_GOAL_
Go through the listing below and gather every line with the word "кубовыми".

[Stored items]

* * *

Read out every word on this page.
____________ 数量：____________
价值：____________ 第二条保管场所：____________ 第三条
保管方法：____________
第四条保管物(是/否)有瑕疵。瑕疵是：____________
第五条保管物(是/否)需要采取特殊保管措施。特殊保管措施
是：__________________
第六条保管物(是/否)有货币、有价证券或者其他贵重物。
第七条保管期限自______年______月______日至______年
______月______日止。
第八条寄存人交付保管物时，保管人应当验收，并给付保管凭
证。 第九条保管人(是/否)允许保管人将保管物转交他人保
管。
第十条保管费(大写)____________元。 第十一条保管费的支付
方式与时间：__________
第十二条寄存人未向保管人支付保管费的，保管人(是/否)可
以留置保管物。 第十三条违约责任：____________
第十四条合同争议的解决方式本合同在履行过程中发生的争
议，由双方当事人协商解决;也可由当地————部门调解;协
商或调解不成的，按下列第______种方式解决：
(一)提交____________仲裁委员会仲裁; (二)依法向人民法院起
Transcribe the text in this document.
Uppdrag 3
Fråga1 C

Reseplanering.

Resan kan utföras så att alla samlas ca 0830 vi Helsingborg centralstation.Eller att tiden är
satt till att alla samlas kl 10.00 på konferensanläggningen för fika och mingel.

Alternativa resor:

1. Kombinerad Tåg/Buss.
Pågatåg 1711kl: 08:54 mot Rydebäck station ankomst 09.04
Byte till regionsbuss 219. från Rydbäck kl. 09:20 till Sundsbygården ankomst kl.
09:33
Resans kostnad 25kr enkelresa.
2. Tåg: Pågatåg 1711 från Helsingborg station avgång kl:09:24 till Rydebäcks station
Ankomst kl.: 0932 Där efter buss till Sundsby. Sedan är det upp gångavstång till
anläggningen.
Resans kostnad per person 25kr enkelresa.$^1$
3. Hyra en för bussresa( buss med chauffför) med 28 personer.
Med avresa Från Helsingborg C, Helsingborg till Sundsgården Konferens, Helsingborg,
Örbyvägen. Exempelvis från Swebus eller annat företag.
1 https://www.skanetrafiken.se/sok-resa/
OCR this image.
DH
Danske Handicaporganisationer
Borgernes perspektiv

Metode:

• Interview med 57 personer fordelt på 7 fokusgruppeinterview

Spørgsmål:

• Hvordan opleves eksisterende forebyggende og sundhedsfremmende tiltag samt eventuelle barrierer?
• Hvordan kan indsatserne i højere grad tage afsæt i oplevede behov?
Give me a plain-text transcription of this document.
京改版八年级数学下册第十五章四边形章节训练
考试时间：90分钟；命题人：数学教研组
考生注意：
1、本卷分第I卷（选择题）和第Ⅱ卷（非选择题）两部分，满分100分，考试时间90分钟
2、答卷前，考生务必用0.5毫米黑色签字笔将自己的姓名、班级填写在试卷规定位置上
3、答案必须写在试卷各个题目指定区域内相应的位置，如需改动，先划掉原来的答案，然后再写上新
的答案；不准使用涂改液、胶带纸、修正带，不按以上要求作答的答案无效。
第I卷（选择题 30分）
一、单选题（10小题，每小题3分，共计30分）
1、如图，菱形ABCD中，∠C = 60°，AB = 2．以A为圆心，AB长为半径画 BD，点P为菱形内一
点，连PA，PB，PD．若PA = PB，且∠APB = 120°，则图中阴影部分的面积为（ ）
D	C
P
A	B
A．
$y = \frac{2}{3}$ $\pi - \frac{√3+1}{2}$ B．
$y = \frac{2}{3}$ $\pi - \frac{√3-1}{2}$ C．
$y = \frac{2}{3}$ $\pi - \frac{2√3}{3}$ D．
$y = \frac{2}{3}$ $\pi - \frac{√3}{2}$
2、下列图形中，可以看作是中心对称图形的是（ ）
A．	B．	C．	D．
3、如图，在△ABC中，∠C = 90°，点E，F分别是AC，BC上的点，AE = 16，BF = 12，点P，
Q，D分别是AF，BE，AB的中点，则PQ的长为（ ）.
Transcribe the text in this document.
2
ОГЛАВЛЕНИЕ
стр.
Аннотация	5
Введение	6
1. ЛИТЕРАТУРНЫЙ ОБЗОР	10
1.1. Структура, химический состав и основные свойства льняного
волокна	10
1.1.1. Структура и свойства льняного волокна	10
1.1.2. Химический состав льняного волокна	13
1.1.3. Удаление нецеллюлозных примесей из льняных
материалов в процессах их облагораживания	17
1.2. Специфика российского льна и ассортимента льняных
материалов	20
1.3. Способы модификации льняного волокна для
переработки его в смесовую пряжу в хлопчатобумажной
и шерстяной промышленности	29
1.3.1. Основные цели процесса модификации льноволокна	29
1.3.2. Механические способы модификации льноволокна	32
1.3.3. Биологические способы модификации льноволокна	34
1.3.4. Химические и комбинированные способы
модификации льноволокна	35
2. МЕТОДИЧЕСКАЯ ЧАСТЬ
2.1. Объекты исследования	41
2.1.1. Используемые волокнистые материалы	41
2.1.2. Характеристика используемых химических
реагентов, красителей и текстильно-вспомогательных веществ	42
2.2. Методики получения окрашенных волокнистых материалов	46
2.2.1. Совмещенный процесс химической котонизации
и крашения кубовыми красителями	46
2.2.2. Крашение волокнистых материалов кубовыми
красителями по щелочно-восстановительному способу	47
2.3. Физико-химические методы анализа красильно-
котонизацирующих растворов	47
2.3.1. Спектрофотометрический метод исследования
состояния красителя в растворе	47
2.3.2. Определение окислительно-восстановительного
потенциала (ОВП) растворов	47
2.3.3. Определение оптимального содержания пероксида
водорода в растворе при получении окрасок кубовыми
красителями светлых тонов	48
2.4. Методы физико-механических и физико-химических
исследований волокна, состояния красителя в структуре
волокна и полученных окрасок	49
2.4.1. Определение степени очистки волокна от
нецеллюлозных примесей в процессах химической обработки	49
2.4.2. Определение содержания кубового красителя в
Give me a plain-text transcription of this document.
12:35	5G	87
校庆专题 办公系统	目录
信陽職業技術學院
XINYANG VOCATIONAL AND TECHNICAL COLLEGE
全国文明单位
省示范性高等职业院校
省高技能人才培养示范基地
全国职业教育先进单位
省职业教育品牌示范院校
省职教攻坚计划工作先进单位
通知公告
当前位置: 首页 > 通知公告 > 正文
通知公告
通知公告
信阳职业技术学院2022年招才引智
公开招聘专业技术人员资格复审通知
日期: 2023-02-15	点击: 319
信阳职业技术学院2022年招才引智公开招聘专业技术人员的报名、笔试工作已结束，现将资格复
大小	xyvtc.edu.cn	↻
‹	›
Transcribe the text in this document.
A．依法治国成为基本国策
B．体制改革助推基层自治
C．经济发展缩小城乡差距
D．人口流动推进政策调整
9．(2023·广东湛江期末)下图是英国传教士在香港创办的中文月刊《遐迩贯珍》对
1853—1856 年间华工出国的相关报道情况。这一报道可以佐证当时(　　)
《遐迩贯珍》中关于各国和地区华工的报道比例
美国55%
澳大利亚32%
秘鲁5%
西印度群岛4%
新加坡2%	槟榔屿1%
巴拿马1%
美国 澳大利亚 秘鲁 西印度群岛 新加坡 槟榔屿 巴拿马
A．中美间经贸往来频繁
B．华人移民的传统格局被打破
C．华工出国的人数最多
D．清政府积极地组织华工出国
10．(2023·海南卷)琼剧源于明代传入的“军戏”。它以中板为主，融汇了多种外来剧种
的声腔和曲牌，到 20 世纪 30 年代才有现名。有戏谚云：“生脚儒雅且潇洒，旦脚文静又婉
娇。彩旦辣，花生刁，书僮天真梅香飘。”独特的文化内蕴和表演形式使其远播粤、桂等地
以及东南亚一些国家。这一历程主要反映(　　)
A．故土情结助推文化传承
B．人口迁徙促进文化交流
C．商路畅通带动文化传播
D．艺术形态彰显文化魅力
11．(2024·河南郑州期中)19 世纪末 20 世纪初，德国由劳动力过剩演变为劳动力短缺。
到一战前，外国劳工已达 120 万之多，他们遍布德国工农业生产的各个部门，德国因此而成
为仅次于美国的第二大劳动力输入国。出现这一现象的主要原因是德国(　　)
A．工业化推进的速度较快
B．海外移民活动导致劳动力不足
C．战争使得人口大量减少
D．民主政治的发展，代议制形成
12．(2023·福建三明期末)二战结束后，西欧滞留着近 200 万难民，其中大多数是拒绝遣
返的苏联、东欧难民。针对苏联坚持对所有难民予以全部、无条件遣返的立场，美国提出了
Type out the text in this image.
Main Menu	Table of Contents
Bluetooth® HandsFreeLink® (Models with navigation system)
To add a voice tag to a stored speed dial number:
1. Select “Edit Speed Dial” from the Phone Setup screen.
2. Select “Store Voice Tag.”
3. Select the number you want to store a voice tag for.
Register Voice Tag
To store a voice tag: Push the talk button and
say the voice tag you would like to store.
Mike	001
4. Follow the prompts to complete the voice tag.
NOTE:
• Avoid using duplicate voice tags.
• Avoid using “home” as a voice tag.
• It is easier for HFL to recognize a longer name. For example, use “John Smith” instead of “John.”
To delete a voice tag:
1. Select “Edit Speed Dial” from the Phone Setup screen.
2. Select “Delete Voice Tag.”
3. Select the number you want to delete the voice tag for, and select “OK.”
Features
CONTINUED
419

* * *

_RESULT_
и крашения кубовыми красителями	46
2.2.2. Крашение волокнистых материалов кубовыми
водорода в растворе при получении окрасок кубовыми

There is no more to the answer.